**What you have to do**
In the listing below, count the lines with "doanh" and report only the figure.

**Records provided**
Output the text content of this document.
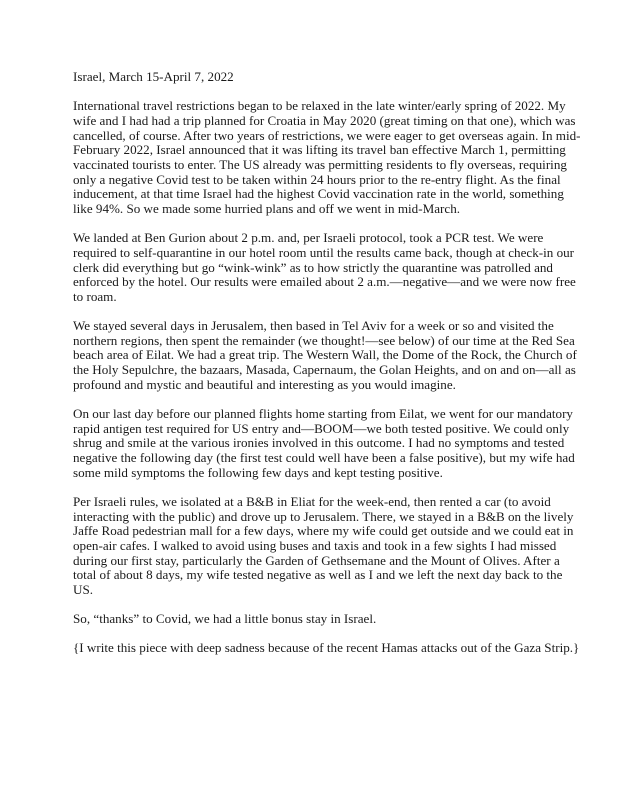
Israel, March 15-April 7, 2022

International travel restrictions began to be relaxed in the late winter/early spring of 2022. My
wife and I had had a trip planned for Croatia in May 2020 (great timing on that one), which was
cancelled, of course. After two years of restrictions, we were eager to get overseas again. In mid-
February 2022, Israel announced that it was lifting its travel ban effective March 1, permitting
vaccinated tourists to enter. The US already was permitting residents to fly overseas, requiring
only a negative Covid test to be taken within 24 hours prior to the re-entry flight. As the final
inducement, at that time Israel had the highest Covid vaccination rate in the world, something
like 94%. So we made some hurried plans and off we went in mid-March.

We landed at Ben Gurion about 2 p.m. and, per Israeli protocol, took a PCR test. We were
required to self-quarantine in our hotel room until the results came back, though at check-in our
clerk did everything but go “wink-wink” as to how strictly the quarantine was patrolled and
enforced by the hotel. Our results were emailed about 2 a.m.—negative—and we were now free
to roam.

We stayed several days in Jerusalem, then based in Tel Aviv for a week or so and visited the
northern regions, then spent the remainder (we thought!—see below) of our time at the Red Sea
beach area of Eilat. We had a great trip. The Western Wall, the Dome of the Rock, the Church of
the Holy Sepulchre, the bazaars, Masada, Capernaum, the Golan Heights, and on and on—all as
profound and mystic and beautiful and interesting as you would imagine.

On our last day before our planned flights home starting from Eilat, we went for our mandatory
rapid antigen test required for US entry and—BOOM—we both tested positive. We could only
shrug and smile at the various ironies involved in this outcome. I had no symptoms and tested
negative the following day (the first test could well have been a false positive), but my wife had
some mild symptoms the following few days and kept testing positive.

Per Israeli rules, we isolated at a B&B in Eliat for the week-end, then rented a car (to avoid
interacting with the public) and drove up to Jerusalem. There, we stayed in a B&B on the lively
Jaffe Road pedestrian mall for a few days, where my wife could get outside and we could eat in
open-air cafes. I walked to avoid using buses and taxis and took in a few sights I had missed
during our first stay, particularly the Garden of Gethsemane and the Mount of Olives. After a
total of about 8 days, my wife tested negative as well as I and we left the next day back to the
US.

So, “thanks” to Covid, we had a little bonus stay in Israel.

{I write this piece with deep sadness because of the recent Hamas attacks out of the Gaza Strip.}
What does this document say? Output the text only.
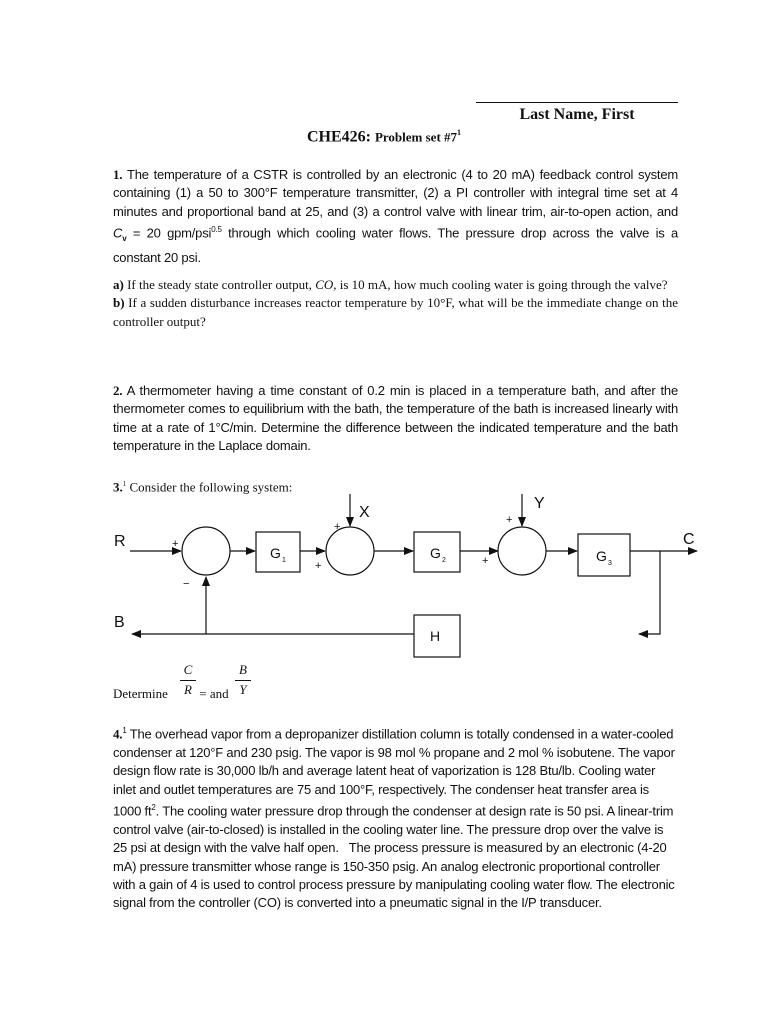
Last Name, First
CHE426: Problem set $\#7^1$
1. The temperature of a CSTR is controlled by an electronic (4 to 20 mA) feedback control system containing (1) a 50 to 300°F temperature transmitter, (2) a PI controller with integral time set at 4 minutes and proportional band at 25, and (3) a control valve with linear trim, air-to-open action, and $C_v = 20$ gpm/psi$^{0.5}$ through which cooling water flows. The pressure drop across the valve is a constant 20 psi.
a) If the steady state controller output, CO, is 10 mA, how much cooling water is going through the valve?
b) If a sudden disturbance increases reactor temperature by 10°F, what will be the immediate change on the controller output?
2. A thermometer having a time constant of 0.2 min is placed in a temperature bath, and after the thermometer comes to equilibrium with the bath, the temperature of the bath is increased linearly with time at a rate of 1°C/min. Determine the difference between the indicated temperature and the bath temperature in the Laplace domain.
3.$^1$ Consider the following system:
R
X
Y
C
B
G 1	G 2	G 3
H
+
−
+
+
+
+
Determine
C
R = and
B
Y
4.$^1$ The overhead vapor from a depropanizer distillation column is totally condensed in a water-cooled condenser at 120°F and 230 psig. The vapor is 98 mol % propane and 2 mol % isobutene. The vapor design flow rate is 30,000 lb/h and average latent heat of vaporization is 128 Btu/lb. Cooling water inlet and outlet temperatures are 75 and 100°F, respectively. The condenser heat transfer area is 1000 $ft^2$. The cooling water pressure drop through the condenser at design rate is 50 psi. A linear-trim control valve (air-to-closed) is installed in the cooling water line. The pressure drop over the valve is 25 psi at design with the valve half open.   The process pressure is measured by an electronic (4-20 mA) pressure transmitter whose range is 150-350 psig. An analog electronic proportional controller with a gain of 4 is used to control process pressure by manipulating cooling water flow. The electronic signal from the controller (CO) is converted into a pneumatic signal in the I/P transducer.
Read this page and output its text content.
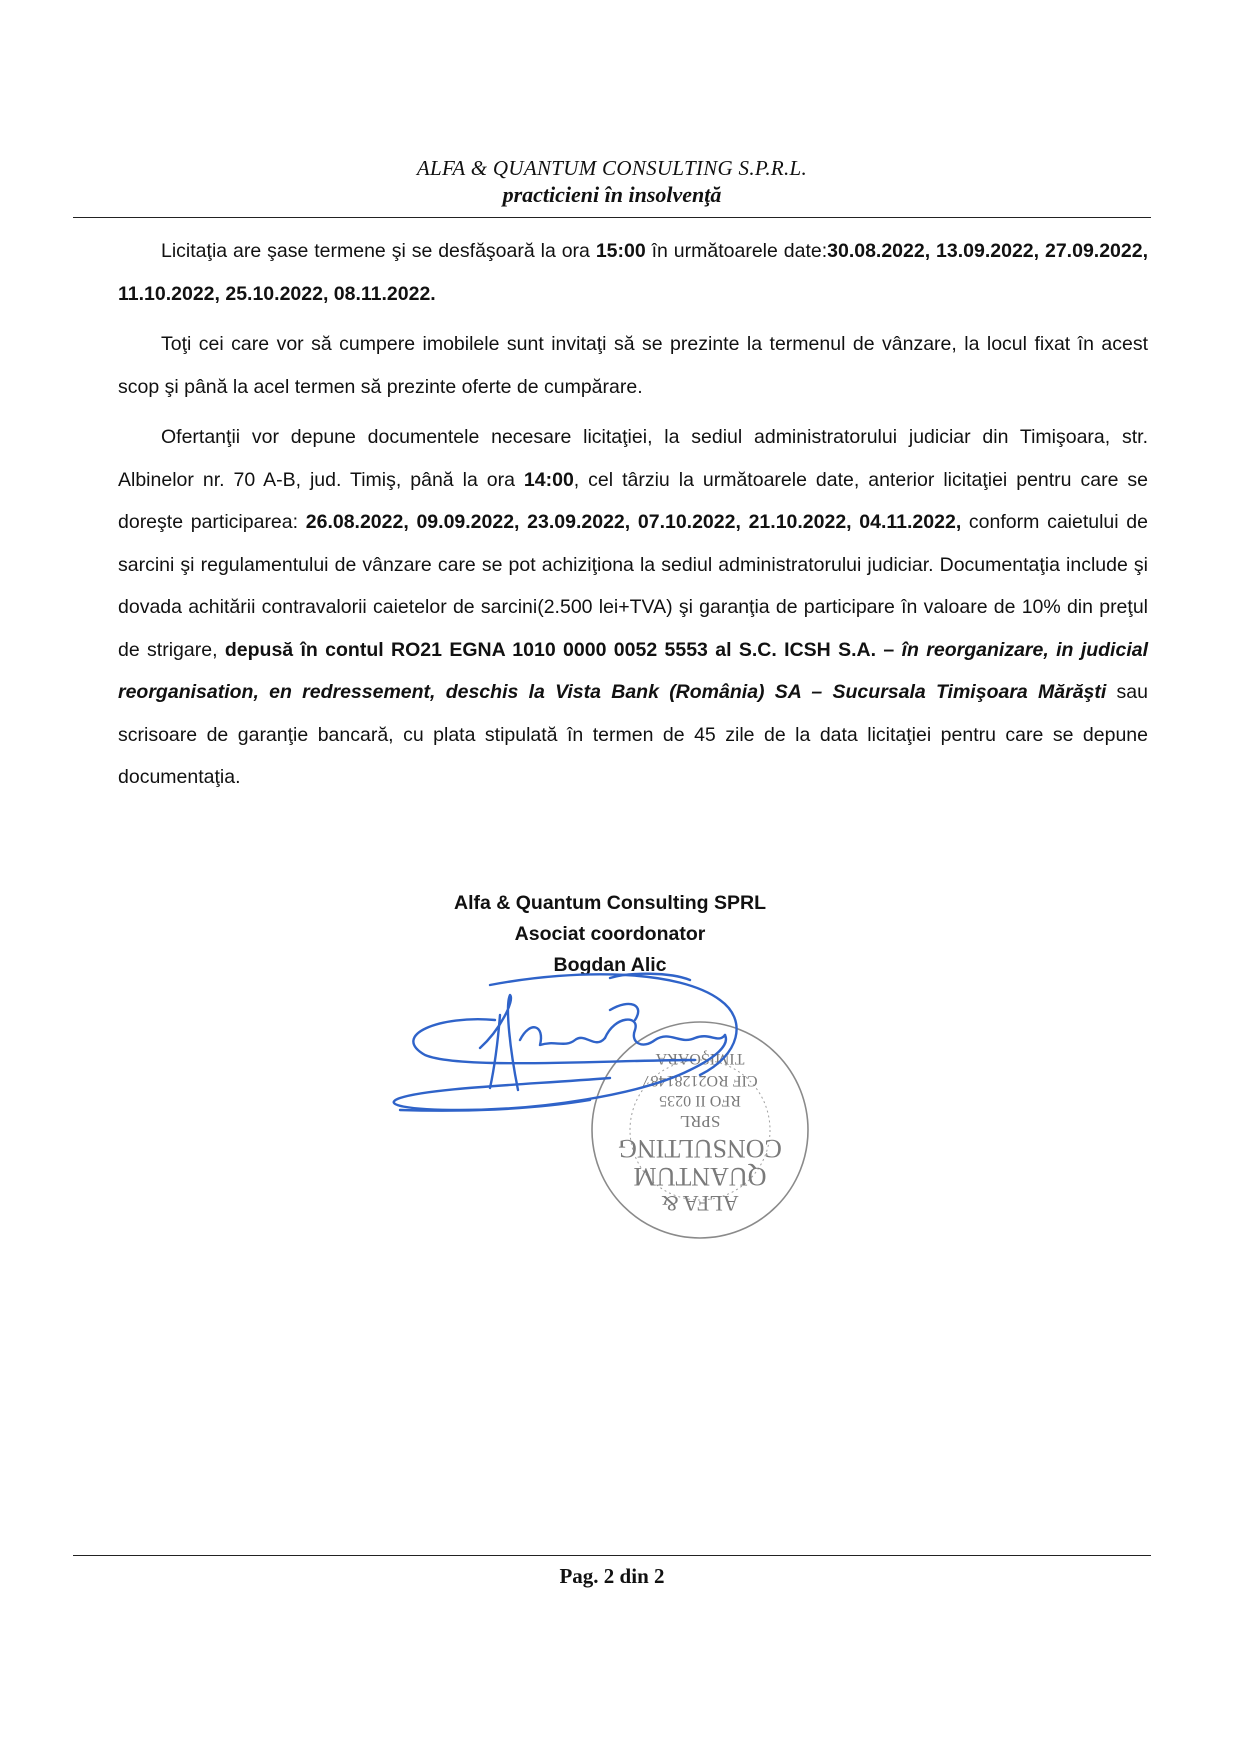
ALFA & QUANTUM CONSULTING S.P.R.L.
practicieni în insolvenţă

Licitaţia are şase termene şi se desfăşoară la ora 15:00 în următoarele date:30.08.2022, 13.09.2022, 27.09.2022, 11.10.2022, 25.10.2022, 08.11.2022.

Toţi cei care vor să cumpere imobilele sunt invitaţi să se prezinte la termenul de vânzare, la locul fixat în acest scop şi până la acel termen să prezinte oferte de cumpărare.

Ofertanţii vor depune documentele necesare licitaţiei, la sediul administratorului judiciar din Timişoara, str. Albinelor nr. 70 A-B, jud. Timiş, până la ora 14:00, cel târziu la următoarele date, anterior licitaţiei pentru care se doreşte participarea: 26.08.2022, 09.09.2022, 23.09.2022, 07.10.2022, 21.10.2022, 04.11.2022, conform caietului de sarcini şi regulamentului de vânzare care se pot achiziţiona la sediul administratorului judiciar. Documentaţia include şi dovada achitării contravalorii caietelor de sarcini(2.500 lei+TVA) şi garanţia de participare în valoare de 10% din preţul de strigare, depusă în contul RO21 EGNA 1010 0000 0052 5553 al S.C. ICSH S.A. – în reorganizare, in judicial reorganisation, en redressement, deschis la Vista Bank (România) SA – Sucursala Timişoara Mărăşti sau scrisoare de garanţie bancară, cu plata stipulată în termen de 45 zile de la data licitaţiei pentru care se depune documentaţia.

Alfa & Quantum Consulting SPRL
Asociat coordonator
Bogdan Alic
ALFA &
QUANTUM
CONSULTING
SPRL
RFO II 0235
CIF RO21281487
TIMIŞOARA
Pag. 2 din 2
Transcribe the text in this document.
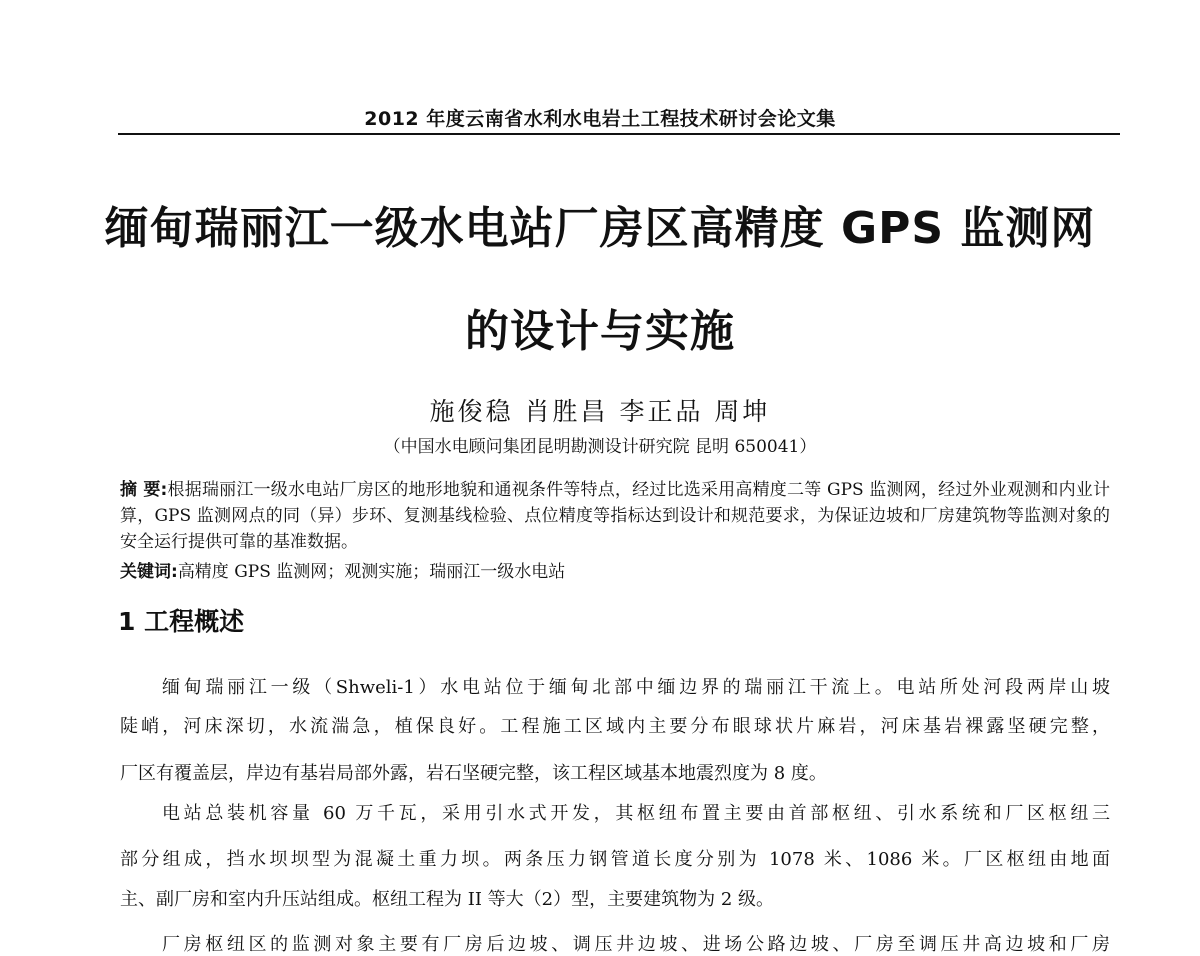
2012 年度云南省水利水电岩土工程技术研讨会论文集
缅甸瑞丽江一级水电站厂房区高精度 GPS 监测网
的设计与实施
施俊稳 肖胜昌 李正品 周坤
（中国水电顾问集团昆明勘测设计研究院 昆明 650041）
摘 要:根据瑞丽江一级水电站厂房区的地形地貌和通视条件等特点，经过比选采用高精度二等 GPS 监测网，经过外业观测和内业计算，GPS 监测网点的同（异）步环、复测基线检验、点位精度等指标达到设计和规范要求，为保证边坡和厂房建筑物等监测对象的安全运行提供可靠的基准数据。
关键词:高精度 GPS 监测网；观测实施；瑞丽江一级水电站
1 工程概述
缅甸瑞丽江一级（Shweli-1）水电站位于缅甸北部中缅边界的瑞丽江干流上。电站所处河段两岸山坡
陡峭，河床深切，水流湍急，植保良好。工程施工区域内主要分布眼球状片麻岩，河床基岩裸露坚硬完整，
厂区有覆盖层，岸边有基岩局部外露，岩石坚硬完整，该工程区域基本地震烈度为 8 度。
电站总装机容量 60 万千瓦，采用引水式开发，其枢纽布置主要由首部枢纽、引水系统和厂区枢纽三
部分组成，挡水坝坝型为混凝土重力坝。两条压力钢管道长度分别为 1078 米、1086 米。厂区枢纽由地面
主、副厂房和室内升压站组成。枢纽工程为 II 等大（2）型，主要建筑物为 2 级。
厂房枢纽区的监测对象主要有厂房后边坡、调压井边坡、进场公路边坡、厂房至调压井高边坡和厂房
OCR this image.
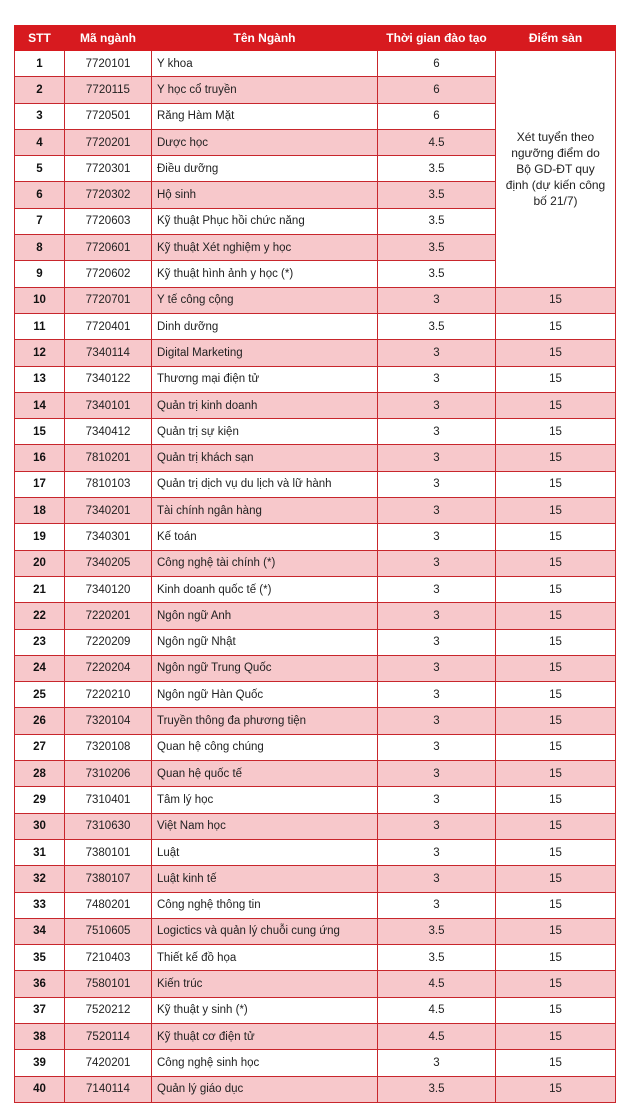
STT	Mã ngành	Tên Ngành	Thời gian đào tạo	Điểm sàn
1	7720101	Y khoa	6	Xét tuyển theo ngưỡng điểm do Bộ GD-ĐT quy định (dự kiến công bố 21/7)
2	7720115	Y học cổ truyền	6	
3	7720501	Răng Hàm Mặt	6	
4	7720201	Dược học	4.5	
5	7720301	Điều dưỡng	3.5	
6	7720302	Hộ sinh	3.5	
7	7720603	Kỹ thuật Phục hồi chức năng	3.5	
8	7720601	Kỹ thuật Xét nghiệm y học	3.5	
9	7720602	Kỹ thuật hình ảnh y học (*)	3.5	
10	7720701	Y tế công cộng	3	15
11	7720401	Dinh dưỡng	3.5	15
12	7340114	Digital Marketing	3	15
13	7340122	Thương mại điện tử	3	15
14	7340101	Quản trị kinh doanh	3	15
15	7340412	Quản trị sự kiện	3	15
16	7810201	Quản trị khách sạn	3	15
17	7810103	Quản trị dịch vụ du lịch và lữ hành	3	15
18	7340201	Tài chính ngân hàng	3	15
19	7340301	Kế toán	3	15
20	7340205	Công nghệ tài chính (*)	3	15
21	7340120	Kinh doanh quốc tế (*)	3	15
22	7220201	Ngôn ngữ Anh	3	15
23	7220209	Ngôn ngữ Nhật	3	15
24	7220204	Ngôn ngữ Trung Quốc	3	15
25	7220210	Ngôn ngữ Hàn Quốc	3	15
26	7320104	Truyền thông đa phương tiện	3	15
27	7320108	Quan hệ công chúng	3	15
28	7310206	Quan hệ quốc tế	3	15
29	7310401	Tâm lý học	3	15
30	7310630	Việt Nam học	3	15
31	7380101	Luật	3	15
32	7380107	Luật kinh tế	3	15
33	7480201	Công nghệ thông tin	3	15
34	7510605	Logictics và quản lý chuỗi cung ứng	3.5	15
35	7210403	Thiết kế đồ họa	3.5	15
36	7580101	Kiến trúc	4.5	15
37	7520212	Kỹ thuật y sinh (*)	4.5	15
38	7520114	Kỹ thuật cơ điện tử	4.5	15
39	7420201	Công nghệ sinh học	3	15
40	7140114	Quản lý giáo dục	3.5	15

**The output**
2